== Listed entries ==
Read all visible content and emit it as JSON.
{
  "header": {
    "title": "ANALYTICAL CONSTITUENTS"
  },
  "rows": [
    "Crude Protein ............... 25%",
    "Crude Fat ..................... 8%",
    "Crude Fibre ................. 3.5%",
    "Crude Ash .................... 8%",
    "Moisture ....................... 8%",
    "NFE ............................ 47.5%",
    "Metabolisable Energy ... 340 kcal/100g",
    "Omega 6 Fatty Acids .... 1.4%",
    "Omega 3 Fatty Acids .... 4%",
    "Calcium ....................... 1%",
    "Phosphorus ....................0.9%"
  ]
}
===
## Work instruction
Exact copies of all the entries above are to be printed.

## Response to the task
Read all visible content and emit it as JSON.
{
  "header": {
    "title": "ANALYTICAL CONSTITUENTS"
  },
  "rows": [
    "Crude Protein ............... 25%",
    "Crude Fat ..................... 8%",
    "Crude Fibre ................. 3.5%",
    "Crude Ash .................... 8%",
    "Moisture ....................... 8%",
    "NFE ............................ 47.5%",
    "Metabolisable Energy ... 340 kcal/100g",
    "Omega 6 Fatty Acids .... 1.4%",
    "Omega 3 Fatty Acids .... 4%",
    "Calcium ....................... 1%",
    "Phosphorus ....................0.9%"
  ]
}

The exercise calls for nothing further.